Entries from a dataset
--------------------------------------------------

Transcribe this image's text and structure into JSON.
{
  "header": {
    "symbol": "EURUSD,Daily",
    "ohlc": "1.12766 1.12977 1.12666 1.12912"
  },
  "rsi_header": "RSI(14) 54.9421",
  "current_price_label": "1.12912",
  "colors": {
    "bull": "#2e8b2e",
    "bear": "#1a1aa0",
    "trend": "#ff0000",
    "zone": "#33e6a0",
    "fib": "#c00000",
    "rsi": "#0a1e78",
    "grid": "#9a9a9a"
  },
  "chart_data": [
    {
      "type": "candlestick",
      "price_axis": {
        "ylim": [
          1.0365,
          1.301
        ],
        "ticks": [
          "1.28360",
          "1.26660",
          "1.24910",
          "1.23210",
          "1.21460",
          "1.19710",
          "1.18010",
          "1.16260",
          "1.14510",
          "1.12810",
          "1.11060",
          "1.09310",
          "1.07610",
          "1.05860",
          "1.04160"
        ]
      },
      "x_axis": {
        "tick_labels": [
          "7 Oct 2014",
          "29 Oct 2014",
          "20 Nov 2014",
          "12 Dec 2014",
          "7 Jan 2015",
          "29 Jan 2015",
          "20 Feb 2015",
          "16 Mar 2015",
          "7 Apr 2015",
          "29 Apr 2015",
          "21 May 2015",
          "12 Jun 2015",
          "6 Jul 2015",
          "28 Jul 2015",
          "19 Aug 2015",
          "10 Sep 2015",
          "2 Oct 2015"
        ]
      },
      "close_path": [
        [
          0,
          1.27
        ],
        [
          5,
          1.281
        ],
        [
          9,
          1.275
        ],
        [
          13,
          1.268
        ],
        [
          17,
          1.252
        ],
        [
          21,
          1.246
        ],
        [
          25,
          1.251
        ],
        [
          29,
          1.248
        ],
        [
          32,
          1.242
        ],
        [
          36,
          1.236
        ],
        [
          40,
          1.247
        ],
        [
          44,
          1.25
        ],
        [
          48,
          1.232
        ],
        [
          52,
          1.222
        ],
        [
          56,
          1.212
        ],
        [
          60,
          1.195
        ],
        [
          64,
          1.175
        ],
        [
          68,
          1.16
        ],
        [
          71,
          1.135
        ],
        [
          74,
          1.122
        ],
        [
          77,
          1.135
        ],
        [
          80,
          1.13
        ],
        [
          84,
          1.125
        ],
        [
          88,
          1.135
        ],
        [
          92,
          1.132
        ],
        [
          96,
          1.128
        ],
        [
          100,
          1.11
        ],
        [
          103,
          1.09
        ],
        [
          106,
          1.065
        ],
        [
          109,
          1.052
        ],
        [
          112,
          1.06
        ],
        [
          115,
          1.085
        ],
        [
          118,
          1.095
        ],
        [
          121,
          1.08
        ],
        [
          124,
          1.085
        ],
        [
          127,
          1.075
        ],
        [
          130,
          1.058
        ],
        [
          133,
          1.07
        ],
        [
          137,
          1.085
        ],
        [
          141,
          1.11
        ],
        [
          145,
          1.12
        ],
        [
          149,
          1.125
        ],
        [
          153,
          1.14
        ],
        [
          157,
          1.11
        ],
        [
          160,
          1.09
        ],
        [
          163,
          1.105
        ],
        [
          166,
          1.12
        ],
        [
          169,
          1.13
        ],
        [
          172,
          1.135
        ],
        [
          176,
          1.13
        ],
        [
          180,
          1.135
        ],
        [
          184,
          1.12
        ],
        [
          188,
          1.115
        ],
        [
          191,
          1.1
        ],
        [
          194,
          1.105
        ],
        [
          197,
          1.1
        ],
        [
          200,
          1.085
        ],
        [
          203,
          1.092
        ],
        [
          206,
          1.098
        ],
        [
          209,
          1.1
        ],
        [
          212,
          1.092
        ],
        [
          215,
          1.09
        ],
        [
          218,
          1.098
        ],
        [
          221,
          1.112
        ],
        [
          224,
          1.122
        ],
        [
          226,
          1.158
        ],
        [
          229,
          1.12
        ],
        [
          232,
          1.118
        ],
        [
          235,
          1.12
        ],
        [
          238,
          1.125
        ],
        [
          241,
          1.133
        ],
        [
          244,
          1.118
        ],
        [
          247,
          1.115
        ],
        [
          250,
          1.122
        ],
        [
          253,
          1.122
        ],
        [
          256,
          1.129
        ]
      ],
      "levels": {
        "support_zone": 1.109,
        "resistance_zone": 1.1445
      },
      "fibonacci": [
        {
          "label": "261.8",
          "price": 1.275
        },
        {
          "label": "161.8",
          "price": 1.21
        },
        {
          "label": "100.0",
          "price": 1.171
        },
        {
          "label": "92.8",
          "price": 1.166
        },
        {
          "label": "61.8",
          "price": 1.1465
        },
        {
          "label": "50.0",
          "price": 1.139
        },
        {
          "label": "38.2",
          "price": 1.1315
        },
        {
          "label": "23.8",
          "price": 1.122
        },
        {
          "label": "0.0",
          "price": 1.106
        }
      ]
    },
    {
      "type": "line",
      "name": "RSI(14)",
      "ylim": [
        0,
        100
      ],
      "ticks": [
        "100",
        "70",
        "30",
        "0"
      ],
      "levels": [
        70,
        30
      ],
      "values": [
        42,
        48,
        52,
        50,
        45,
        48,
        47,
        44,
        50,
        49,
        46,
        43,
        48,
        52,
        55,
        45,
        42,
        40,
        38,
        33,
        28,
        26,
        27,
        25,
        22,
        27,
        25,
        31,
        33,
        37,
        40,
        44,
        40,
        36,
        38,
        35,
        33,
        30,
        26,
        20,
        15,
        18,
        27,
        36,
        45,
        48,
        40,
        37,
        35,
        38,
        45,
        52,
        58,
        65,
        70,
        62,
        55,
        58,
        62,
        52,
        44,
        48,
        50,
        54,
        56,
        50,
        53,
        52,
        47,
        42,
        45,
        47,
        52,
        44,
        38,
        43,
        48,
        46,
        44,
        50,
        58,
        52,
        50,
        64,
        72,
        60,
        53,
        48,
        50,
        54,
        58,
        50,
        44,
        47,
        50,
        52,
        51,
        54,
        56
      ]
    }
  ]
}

--------------------------------------------------

Return all of the data precisely as it appears.

The reply –
Transcribe this image's text and structure into JSON.
{
  "header": {
    "symbol": "EURUSD,Daily",
    "ohlc": "1.12766 1.12977 1.12666 1.12912"
  },
  "rsi_header": "RSI(14) 54.9421",
  "current_price_label": "1.12912",
  "colors": {
    "bull": "#2e8b2e",
    "bear": "#1a1aa0",
    "trend": "#ff0000",
    "zone": "#33e6a0",
    "fib": "#c00000",
    "rsi": "#0a1e78",
    "grid": "#9a9a9a"
  },
  "chart_data": [
    {
      "type": "candlestick",
      "price_axis": {
        "ylim": [
          1.0365,
          1.301
        ],
        "ticks": [
          "1.28360",
          "1.26660",
          "1.24910",
          "1.23210",
          "1.21460",
          "1.19710",
          "1.18010",
          "1.16260",
          "1.14510",
          "1.12810",
          "1.11060",
          "1.09310",
          "1.07610",
          "1.05860",
          "1.04160"
        ]
      },
      "x_axis": {
        "tick_labels": [
          "7 Oct 2014",
          "29 Oct 2014",
          "20 Nov 2014",
          "12 Dec 2014",
          "7 Jan 2015",
          "29 Jan 2015",
          "20 Feb 2015",
          "16 Mar 2015",
          "7 Apr 2015",
          "29 Apr 2015",
          "21 May 2015",
          "12 Jun 2015",
          "6 Jul 2015",
          "28 Jul 2015",
          "19 Aug 2015",
          "10 Sep 2015",
          "2 Oct 2015"
        ]
      },
      "close_path": [
        [
          0,
          1.27
        ],
        [
          5,
          1.281
        ],
        [
          9,
          1.275
        ],
        [
          13,
          1.268
        ],
        [
          17,
          1.252
        ],
        [
          21,
          1.246
        ],
        [
          25,
          1.251
        ],
        [
          29,
          1.248
        ],
        [
          32,
          1.242
        ],
        [
          36,
          1.236
        ],
        [
          40,
          1.247
        ],
        [
          44,
          1.25
        ],
        [
          48,
          1.232
        ],
        [
          52,
          1.222
        ],
        [
          56,
          1.212
        ],
        [
          60,
          1.195
        ],
        [
          64,
          1.175
        ],
        [
          68,
          1.16
        ],
        [
          71,
          1.135
        ],
        [
          74,
          1.122
        ],
        [
          77,
          1.135
        ],
        [
          80,
          1.13
        ],
        [
          84,
          1.125
        ],
        [
          88,
          1.135
        ],
        [
          92,
          1.132
        ],
        [
          96,
          1.128
        ],
        [
          100,
          1.11
        ],
        [
          103,
          1.09
        ],
        [
          106,
          1.065
        ],
        [
          109,
          1.052
        ],
        [
          112,
          1.06
        ],
        [
          115,
          1.085
        ],
        [
          118,
          1.095
        ],
        [
          121,
          1.08
        ],
        [
          124,
          1.085
        ],
        [
          127,
          1.075
        ],
        [
          130,
          1.058
        ],
        [
          133,
          1.07
        ],
        [
          137,
          1.085
        ],
        [
          141,
          1.11
        ],
        [
          145,
          1.12
        ],
        [
          149,
          1.125
        ],
        [
          153,
          1.14
        ],
        [
          157,
          1.11
        ],
        [
          160,
          1.09
        ],
        [
          163,
          1.105
        ],
        [
          166,
          1.12
        ],
        [
          169,
          1.13
        ],
        [
          172,
          1.135
        ],
        [
          176,
          1.13
        ],
        [
          180,
          1.135
        ],
        [
          184,
          1.12
        ],
        [
          188,
          1.115
        ],
        [
          191,
          1.1
        ],
        [
          194,
          1.105
        ],
        [
          197,
          1.1
        ],
        [
          200,
          1.085
        ],
        [
          203,
          1.092
        ],
        [
          206,
          1.098
        ],
        [
          209,
          1.1
        ],
        [
          212,
          1.092
        ],
        [
          215,
          1.09
        ],
        [
          218,
          1.098
        ],
        [
          221,
          1.112
        ],
        [
          224,
          1.122
        ],
        [
          226,
          1.158
        ],
        [
          229,
          1.12
        ],
        [
          232,
          1.118
        ],
        [
          235,
          1.12
        ],
        [
          238,
          1.125
        ],
        [
          241,
          1.133
        ],
        [
          244,
          1.118
        ],
        [
          247,
          1.115
        ],
        [
          250,
          1.122
        ],
        [
          253,
          1.122
        ],
        [
          256,
          1.129
        ]
      ],
      "levels": {
        "support_zone": 1.109,
        "resistance_zone": 1.1445
      },
      "fibonacci": [
        {
          "label": "261.8",
          "price": 1.275
        },
        {
          "label": "161.8",
          "price": 1.21
        },
        {
          "label": "100.0",
          "price": 1.171
        },
        {
          "label": "92.8",
          "price": 1.166
        },
        {
          "label": "61.8",
          "price": 1.1465
        },
        {
          "label": "50.0",
          "price": 1.139
        },
        {
          "label": "38.2",
          "price": 1.1315
        },
        {
          "label": "23.8",
          "price": 1.122
        },
        {
          "label": "0.0",
          "price": 1.106
        }
      ]
    },
    {
      "type": "line",
      "name": "RSI(14)",
      "ylim": [
        0,
        100
      ],
      "ticks": [
        "100",
        "70",
        "30",
        "0"
      ],
      "levels": [
        70,
        30
      ],
      "values": [
        42,
        48,
        52,
        50,
        45,
        48,
        47,
        44,
        50,
        49,
        46,
        43,
        48,
        52,
        55,
        45,
        42,
        40,
        38,
        33,
        28,
        26,
        27,
        25,
        22,
        27,
        25,
        31,
        33,
        37,
        40,
        44,
        40,
        36,
        38,
        35,
        33,
        30,
        26,
        20,
        15,
        18,
        27,
        36,
        45,
        48,
        40,
        37,
        35,
        38,
        45,
        52,
        58,
        65,
        70,
        62,
        55,
        58,
        62,
        52,
        44,
        48,
        50,
        54,
        56,
        50,
        53,
        52,
        47,
        42,
        45,
        47,
        52,
        44,
        38,
        43,
        48,
        46,
        44,
        50,
        58,
        52,
        50,
        64,
        72,
        60,
        53,
        48,
        50,
        54,
        58,
        50,
        44,
        47,
        50,
        52,
        51,
        54,
        56
      ]
    }
  ]
}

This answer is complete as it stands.